SHORT EXERCISE:
Transcribe the records below exactly, leaving out any pictures.

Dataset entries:
_____

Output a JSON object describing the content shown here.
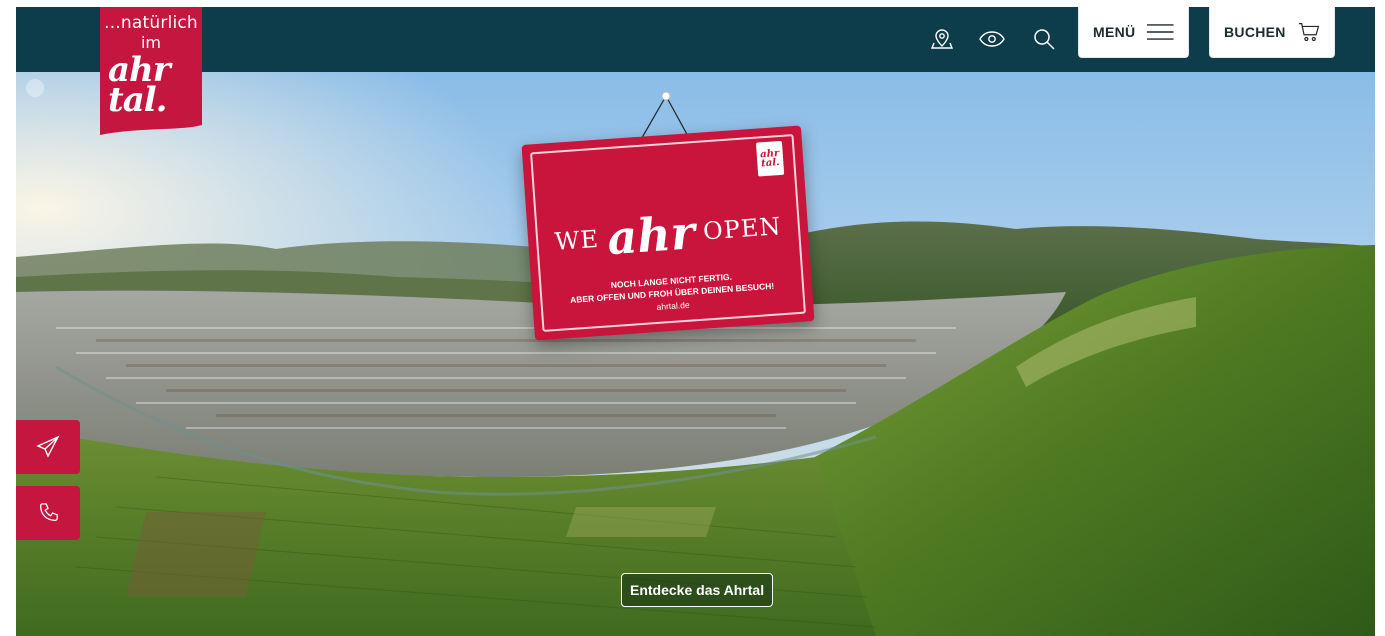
{
  "header": {
    "logo": {
      "line1": "...natürlich",
      "line2": "im",
      "word": "ahr tal."
    },
    "icons": [
      "map-pin-icon",
      "eye-icon",
      "search-icon"
    ],
    "menu_label": "MENÜ",
    "book_label": "BUCHEN"
  },
  "hero": {
    "sign": {
      "logo_text": "ahr tal.",
      "we": "WE",
      "ahr": "ahr",
      "open": "OPEN",
      "subline1": "NOCH LANGE NICHT FERTIG.",
      "subline2": "ABER OFFEN UND FROH ÜBER DEINEN BESUCH!",
      "url": "ahrtal.de"
    },
    "cta_label": "Entdecke das Ahrtal"
  },
  "side_actions": [
    {
      "icon": "paper-plane-icon"
    },
    {
      "icon": "phone-icon"
    }
  ],
  "colors": {
    "topbar": "#0d3c4a",
    "brand_red": "#c4163f",
    "white": "#ffffff"
  }
}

_____

THE RESULT:
Output a JSON object describing the content shown here.
{
  "header": {
    "logo": {
      "line1": "...natürlich",
      "line2": "im",
      "word": "ahr tal."
    },
    "icons": [
      "map-pin-icon",
      "eye-icon",
      "search-icon"
    ],
    "menu_label": "MENÜ",
    "book_label": "BUCHEN"
  },
  "hero": {
    "sign": {
      "logo_text": "ahr tal.",
      "we": "WE",
      "ahr": "ahr",
      "open": "OPEN",
      "subline1": "NOCH LANGE NICHT FERTIG.",
      "subline2": "ABER OFFEN UND FROH ÜBER DEINEN BESUCH!",
      "url": "ahrtal.de"
    },
    "cta_label": "Entdecke das Ahrtal"
  },
  "side_actions": [
    {
      "icon": "paper-plane-icon"
    },
    {
      "icon": "phone-icon"
    }
  ],
  "colors": {
    "topbar": "#0d3c4a",
    "brand_red": "#c4163f",
    "white": "#ffffff"
  }
}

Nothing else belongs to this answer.